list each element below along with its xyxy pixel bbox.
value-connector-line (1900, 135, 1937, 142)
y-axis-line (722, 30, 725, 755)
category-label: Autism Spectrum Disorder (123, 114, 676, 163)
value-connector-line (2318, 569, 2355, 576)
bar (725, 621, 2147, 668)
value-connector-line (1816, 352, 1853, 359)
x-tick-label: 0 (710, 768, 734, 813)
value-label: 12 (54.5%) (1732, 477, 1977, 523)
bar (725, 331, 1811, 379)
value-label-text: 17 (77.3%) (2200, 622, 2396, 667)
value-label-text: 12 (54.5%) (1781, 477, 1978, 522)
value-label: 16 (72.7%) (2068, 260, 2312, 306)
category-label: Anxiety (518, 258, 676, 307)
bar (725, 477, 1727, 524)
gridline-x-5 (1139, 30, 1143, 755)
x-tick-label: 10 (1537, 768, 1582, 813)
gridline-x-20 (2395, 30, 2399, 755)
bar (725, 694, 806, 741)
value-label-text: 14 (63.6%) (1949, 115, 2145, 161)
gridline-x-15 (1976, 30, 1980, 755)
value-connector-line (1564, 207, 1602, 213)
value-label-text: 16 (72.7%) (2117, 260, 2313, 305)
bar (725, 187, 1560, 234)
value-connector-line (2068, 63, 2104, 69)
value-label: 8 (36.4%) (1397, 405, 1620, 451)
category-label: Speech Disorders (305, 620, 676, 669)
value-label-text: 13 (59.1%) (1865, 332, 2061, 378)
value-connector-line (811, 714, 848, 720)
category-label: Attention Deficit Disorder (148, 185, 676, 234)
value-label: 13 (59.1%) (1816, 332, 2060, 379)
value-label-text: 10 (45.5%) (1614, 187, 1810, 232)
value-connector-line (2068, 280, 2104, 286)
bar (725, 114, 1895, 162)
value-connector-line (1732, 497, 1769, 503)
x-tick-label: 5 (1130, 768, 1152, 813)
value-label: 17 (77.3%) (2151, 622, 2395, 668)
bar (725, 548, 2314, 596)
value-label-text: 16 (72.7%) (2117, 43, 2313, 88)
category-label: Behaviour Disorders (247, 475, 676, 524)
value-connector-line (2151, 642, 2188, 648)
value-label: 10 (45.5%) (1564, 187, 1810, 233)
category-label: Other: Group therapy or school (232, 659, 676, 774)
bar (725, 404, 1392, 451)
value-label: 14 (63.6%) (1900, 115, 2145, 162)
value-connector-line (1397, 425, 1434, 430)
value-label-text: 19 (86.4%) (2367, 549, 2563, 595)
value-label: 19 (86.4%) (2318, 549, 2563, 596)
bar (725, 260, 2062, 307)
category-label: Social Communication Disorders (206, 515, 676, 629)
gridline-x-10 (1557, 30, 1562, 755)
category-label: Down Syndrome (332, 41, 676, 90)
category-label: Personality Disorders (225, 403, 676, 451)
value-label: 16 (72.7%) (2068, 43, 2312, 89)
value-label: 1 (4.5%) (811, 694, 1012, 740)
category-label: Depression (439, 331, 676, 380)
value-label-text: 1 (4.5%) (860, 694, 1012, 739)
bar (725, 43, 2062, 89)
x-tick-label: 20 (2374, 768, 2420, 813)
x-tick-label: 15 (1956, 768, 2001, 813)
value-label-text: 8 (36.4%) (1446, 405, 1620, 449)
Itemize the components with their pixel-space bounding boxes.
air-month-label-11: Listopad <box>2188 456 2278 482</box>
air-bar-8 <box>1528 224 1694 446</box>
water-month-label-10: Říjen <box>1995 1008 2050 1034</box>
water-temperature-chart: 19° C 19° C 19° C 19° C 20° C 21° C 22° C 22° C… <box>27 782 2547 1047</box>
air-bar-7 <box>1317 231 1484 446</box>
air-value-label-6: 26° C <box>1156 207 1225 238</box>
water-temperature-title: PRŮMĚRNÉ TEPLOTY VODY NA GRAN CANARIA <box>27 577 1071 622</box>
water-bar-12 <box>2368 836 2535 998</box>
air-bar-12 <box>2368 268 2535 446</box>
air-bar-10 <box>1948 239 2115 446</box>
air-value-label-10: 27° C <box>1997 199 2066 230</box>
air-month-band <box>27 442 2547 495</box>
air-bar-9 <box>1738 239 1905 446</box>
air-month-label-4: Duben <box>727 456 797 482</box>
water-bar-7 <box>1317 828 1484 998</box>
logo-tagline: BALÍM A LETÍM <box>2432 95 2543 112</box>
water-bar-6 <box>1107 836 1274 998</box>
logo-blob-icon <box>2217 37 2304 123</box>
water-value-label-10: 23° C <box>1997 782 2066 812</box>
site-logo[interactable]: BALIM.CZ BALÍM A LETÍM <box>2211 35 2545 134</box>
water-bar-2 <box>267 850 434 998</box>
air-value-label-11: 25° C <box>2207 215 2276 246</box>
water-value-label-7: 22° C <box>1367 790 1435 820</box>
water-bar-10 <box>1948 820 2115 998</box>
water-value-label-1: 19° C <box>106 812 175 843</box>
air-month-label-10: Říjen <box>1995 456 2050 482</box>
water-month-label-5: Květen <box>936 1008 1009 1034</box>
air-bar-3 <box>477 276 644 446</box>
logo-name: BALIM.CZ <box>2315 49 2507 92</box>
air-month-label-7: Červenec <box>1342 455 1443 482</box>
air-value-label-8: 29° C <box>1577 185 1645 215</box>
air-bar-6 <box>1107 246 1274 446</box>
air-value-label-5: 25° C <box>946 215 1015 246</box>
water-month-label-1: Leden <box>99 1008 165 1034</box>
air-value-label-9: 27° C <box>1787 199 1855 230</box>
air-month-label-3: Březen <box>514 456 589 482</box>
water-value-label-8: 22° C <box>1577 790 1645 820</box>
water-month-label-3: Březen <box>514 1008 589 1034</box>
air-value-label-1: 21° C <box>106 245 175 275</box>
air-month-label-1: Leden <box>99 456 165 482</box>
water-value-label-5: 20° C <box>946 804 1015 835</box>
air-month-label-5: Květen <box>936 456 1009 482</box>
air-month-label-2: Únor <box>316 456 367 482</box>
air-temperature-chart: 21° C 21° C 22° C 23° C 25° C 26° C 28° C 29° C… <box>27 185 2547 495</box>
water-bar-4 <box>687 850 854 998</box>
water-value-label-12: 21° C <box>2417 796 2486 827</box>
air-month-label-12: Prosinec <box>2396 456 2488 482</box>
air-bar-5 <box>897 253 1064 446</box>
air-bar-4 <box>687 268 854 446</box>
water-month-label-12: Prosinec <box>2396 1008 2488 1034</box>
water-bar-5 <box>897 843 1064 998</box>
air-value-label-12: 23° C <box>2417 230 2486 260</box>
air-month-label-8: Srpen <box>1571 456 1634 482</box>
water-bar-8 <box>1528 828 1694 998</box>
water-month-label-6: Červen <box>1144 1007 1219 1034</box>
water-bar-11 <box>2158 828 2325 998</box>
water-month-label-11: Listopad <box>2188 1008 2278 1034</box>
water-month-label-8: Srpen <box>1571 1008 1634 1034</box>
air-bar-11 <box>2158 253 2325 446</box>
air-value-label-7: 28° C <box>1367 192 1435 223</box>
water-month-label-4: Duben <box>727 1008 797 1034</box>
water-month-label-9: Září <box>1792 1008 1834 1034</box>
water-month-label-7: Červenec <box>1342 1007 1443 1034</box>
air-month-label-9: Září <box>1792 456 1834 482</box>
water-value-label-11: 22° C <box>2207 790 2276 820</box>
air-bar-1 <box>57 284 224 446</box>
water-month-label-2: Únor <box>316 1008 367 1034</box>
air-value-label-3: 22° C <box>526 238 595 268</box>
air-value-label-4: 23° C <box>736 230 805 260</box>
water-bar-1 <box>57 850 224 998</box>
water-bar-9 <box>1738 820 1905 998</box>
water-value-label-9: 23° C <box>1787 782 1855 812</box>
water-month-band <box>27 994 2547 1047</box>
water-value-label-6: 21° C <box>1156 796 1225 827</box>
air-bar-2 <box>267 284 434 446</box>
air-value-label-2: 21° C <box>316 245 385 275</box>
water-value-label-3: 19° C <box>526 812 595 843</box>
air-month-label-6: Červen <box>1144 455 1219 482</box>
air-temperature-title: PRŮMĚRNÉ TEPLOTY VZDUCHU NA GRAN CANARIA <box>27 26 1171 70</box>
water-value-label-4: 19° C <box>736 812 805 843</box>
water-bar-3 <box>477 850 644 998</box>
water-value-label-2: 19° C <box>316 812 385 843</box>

**Required work**. Swap every "category-label" for "row-label" in the items, starting at the first item and ending at the line containing "value-label-text: 10 (45.5%)", and reproduce those lines with nothing else changed.

**Complete answer**.
list each element below along with its xyxy pixel bbox.
value-connector-line (1900, 135, 1937, 142)
y-axis-line (722, 30, 725, 755)
row-label: Autism Spectrum Disorder (123, 114, 676, 163)
value-connector-line (2318, 569, 2355, 576)
bar (725, 621, 2147, 668)
value-connector-line (1816, 352, 1853, 359)
x-tick-label: 0 (710, 768, 734, 813)
value-label: 12 (54.5%) (1732, 477, 1977, 523)
bar (725, 331, 1811, 379)
value-label-text: 17 (77.3%) (2200, 622, 2396, 667)
value-label-text: 12 (54.5%) (1781, 477, 1978, 522)
value-label: 16 (72.7%) (2068, 260, 2312, 306)
row-label: Anxiety (518, 258, 676, 307)
bar (725, 477, 1727, 524)
gridline-x-5 (1139, 30, 1143, 755)
x-tick-label: 10 (1537, 768, 1582, 813)
gridline-x-20 (2395, 30, 2399, 755)
bar (725, 694, 806, 741)
value-label-text: 14 (63.6%) (1949, 115, 2145, 161)
gridline-x-15 (1976, 30, 1980, 755)
value-connector-line (1564, 207, 1602, 213)
value-label-text: 16 (72.7%) (2117, 260, 2313, 305)
bar (725, 187, 1560, 234)
value-connector-line (2068, 63, 2104, 69)
value-label: 8 (36.4%) (1397, 405, 1620, 451)
row-label: Speech Disorders (305, 620, 676, 669)
value-label-text: 13 (59.1%) (1865, 332, 2061, 378)
value-connector-line (811, 714, 848, 720)
row-label: Attention Deficit Disorder (148, 185, 676, 234)
value-label: 13 (59.1%) (1816, 332, 2060, 379)
value-label-text: 10 (45.5%) (1614, 187, 1810, 232)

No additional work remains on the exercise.